▸ Aim: Leaving out the pictures, please retype each record exactly.

═══

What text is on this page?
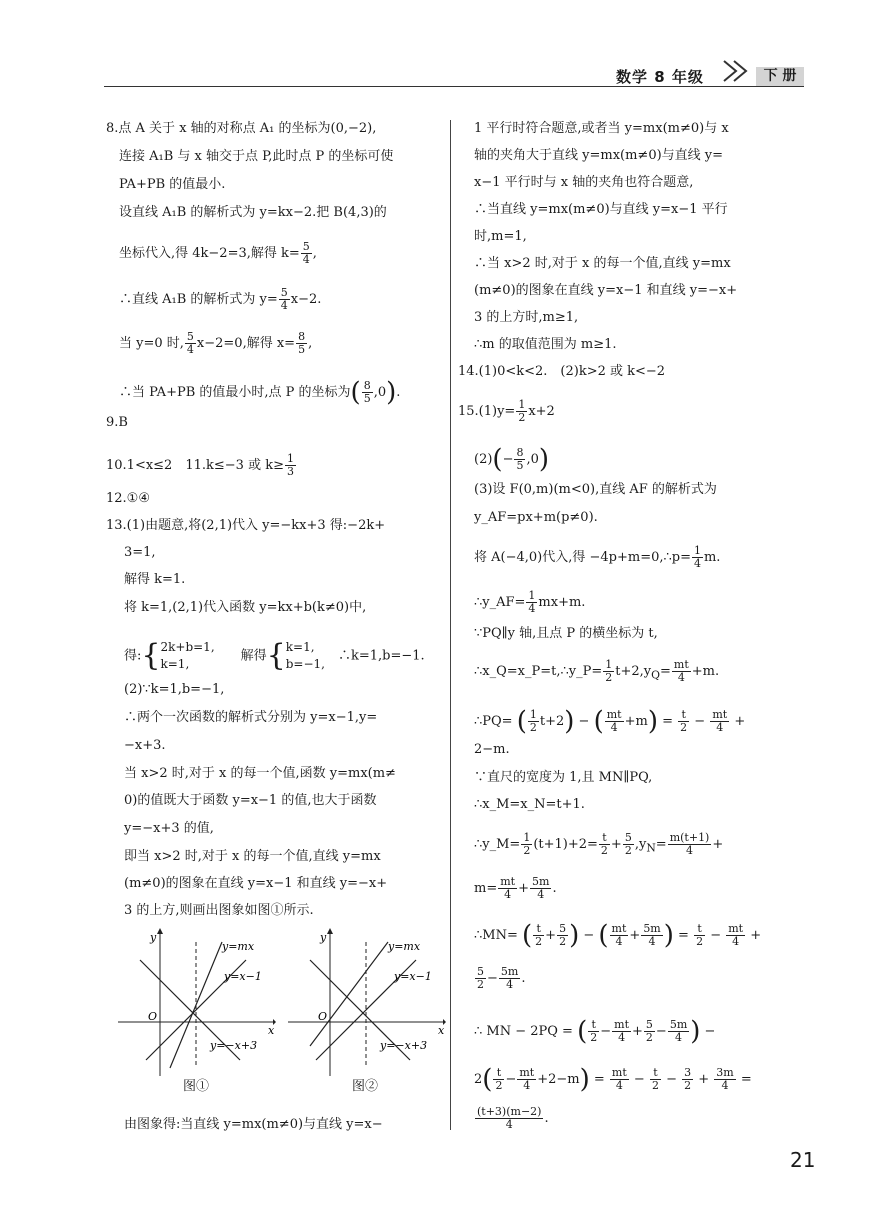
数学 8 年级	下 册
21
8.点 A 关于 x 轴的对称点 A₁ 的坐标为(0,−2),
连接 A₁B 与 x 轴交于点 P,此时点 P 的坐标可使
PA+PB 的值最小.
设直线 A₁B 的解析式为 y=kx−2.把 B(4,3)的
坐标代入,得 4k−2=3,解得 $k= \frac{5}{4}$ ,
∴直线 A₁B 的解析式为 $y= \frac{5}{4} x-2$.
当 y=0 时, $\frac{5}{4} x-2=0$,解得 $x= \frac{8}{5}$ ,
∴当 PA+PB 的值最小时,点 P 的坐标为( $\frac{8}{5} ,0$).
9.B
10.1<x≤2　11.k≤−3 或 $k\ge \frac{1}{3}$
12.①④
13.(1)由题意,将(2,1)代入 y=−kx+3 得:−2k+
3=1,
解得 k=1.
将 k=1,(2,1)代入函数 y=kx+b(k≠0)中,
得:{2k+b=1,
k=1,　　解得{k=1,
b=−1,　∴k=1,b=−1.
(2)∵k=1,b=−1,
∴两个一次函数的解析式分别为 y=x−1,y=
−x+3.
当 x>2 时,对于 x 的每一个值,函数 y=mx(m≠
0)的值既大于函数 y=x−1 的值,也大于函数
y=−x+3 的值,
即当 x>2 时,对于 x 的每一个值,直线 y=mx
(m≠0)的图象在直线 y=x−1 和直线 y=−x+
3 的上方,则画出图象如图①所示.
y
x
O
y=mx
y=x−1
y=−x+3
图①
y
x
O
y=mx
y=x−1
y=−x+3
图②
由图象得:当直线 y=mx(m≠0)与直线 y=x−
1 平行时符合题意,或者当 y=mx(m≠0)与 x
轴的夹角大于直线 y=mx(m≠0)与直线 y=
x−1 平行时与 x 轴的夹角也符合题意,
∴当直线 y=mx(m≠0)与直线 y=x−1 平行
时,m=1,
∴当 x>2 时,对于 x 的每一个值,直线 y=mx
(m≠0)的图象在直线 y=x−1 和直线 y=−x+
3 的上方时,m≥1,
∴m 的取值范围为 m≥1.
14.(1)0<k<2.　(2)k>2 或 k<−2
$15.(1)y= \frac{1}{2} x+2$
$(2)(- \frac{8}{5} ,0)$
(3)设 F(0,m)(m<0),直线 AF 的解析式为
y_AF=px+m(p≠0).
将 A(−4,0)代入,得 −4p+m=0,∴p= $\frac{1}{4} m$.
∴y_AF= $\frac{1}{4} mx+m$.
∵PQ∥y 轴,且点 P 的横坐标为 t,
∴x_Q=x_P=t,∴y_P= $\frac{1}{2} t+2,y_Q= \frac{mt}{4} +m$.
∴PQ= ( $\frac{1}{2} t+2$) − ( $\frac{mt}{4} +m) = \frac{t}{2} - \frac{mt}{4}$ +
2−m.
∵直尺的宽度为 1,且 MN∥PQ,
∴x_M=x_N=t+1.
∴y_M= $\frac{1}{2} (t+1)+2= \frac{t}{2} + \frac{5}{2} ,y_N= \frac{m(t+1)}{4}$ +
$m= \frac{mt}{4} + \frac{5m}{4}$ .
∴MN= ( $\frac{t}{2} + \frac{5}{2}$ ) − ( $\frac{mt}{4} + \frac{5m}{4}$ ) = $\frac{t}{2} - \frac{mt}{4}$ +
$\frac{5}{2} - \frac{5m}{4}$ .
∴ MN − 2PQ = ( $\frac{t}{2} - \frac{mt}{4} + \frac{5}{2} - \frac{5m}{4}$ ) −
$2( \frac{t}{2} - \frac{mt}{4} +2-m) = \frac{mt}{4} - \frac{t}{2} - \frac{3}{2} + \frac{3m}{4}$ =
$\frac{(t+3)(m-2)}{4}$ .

═══

▸ Reply to the task:
What text is on this page?
数学 8 年级	下 册
21
8.点 A 关于 x 轴的对称点 A₁ 的坐标为(0,−2),
连接 A₁B 与 x 轴交于点 P,此时点 P 的坐标可使
PA+PB 的值最小.
设直线 A₁B 的解析式为 y=kx−2.把 B(4,3)的
坐标代入,得 4k−2=3,解得 $k= \frac{5}{4}$ ,
∴直线 A₁B 的解析式为 $y= \frac{5}{4} x-2$.
当 y=0 时, $\frac{5}{4} x-2=0$,解得 $x= \frac{8}{5}$ ,
∴当 PA+PB 的值最小时,点 P 的坐标为( $\frac{8}{5} ,0$).
9.B
10.1<x≤2　11.k≤−3 或 $k\ge \frac{1}{3}$
12.①④
13.(1)由题意,将(2,1)代入 y=−kx+3 得:−2k+
3=1,
解得 k=1.
将 k=1,(2,1)代入函数 y=kx+b(k≠0)中,
得:{2k+b=1,
k=1,　　解得{k=1,
b=−1,　∴k=1,b=−1.
(2)∵k=1,b=−1,
∴两个一次函数的解析式分别为 y=x−1,y=
−x+3.
当 x>2 时,对于 x 的每一个值,函数 y=mx(m≠
0)的值既大于函数 y=x−1 的值,也大于函数
y=−x+3 的值,
即当 x>2 时,对于 x 的每一个值,直线 y=mx
(m≠0)的图象在直线 y=x−1 和直线 y=−x+
3 的上方,则画出图象如图①所示.
y
x
O
y=mx
y=x−1
y=−x+3
图①
y
x
O
y=mx
y=x−1
y=−x+3
图②
由图象得:当直线 y=mx(m≠0)与直线 y=x−
1 平行时符合题意,或者当 y=mx(m≠0)与 x
轴的夹角大于直线 y=mx(m≠0)与直线 y=
x−1 平行时与 x 轴的夹角也符合题意,
∴当直线 y=mx(m≠0)与直线 y=x−1 平行
时,m=1,
∴当 x>2 时,对于 x 的每一个值,直线 y=mx
(m≠0)的图象在直线 y=x−1 和直线 y=−x+
3 的上方时,m≥1,
∴m 的取值范围为 m≥1.
14.(1)0<k<2.　(2)k>2 或 k<−2
$15.(1)y= \frac{1}{2} x+2$
$(2)(- \frac{8}{5} ,0)$
(3)设 F(0,m)(m<0),直线 AF 的解析式为
y_AF=px+m(p≠0).
将 A(−4,0)代入,得 −4p+m=0,∴p= $\frac{1}{4} m$.
∴y_AF= $\frac{1}{4} mx+m$.
∵PQ∥y 轴,且点 P 的横坐标为 t,
∴x_Q=x_P=t,∴y_P= $\frac{1}{2} t+2,y_Q= \frac{mt}{4} +m$.
∴PQ= ( $\frac{1}{2} t+2$) − ( $\frac{mt}{4} +m) = \frac{t}{2} - \frac{mt}{4}$ +
2−m.
∵直尺的宽度为 1,且 MN∥PQ,
∴x_M=x_N=t+1.
∴y_M= $\frac{1}{2} (t+1)+2= \frac{t}{2} + \frac{5}{2} ,y_N= \frac{m(t+1)}{4}$ +
$m= \frac{mt}{4} + \frac{5m}{4}$ .
∴MN= ( $\frac{t}{2} + \frac{5}{2}$ ) − ( $\frac{mt}{4} + \frac{5m}{4}$ ) = $\frac{t}{2} - \frac{mt}{4}$ +
$\frac{5}{2} - \frac{5m}{4}$ .
∴ MN − 2PQ = ( $\frac{t}{2} - \frac{mt}{4} + \frac{5}{2} - \frac{5m}{4}$ ) −
$2( \frac{t}{2} - \frac{mt}{4} +2-m) = \frac{mt}{4} - \frac{t}{2} - \frac{3}{2} + \frac{3m}{4}$ =
$\frac{(t+3)(m-2)}{4}$ .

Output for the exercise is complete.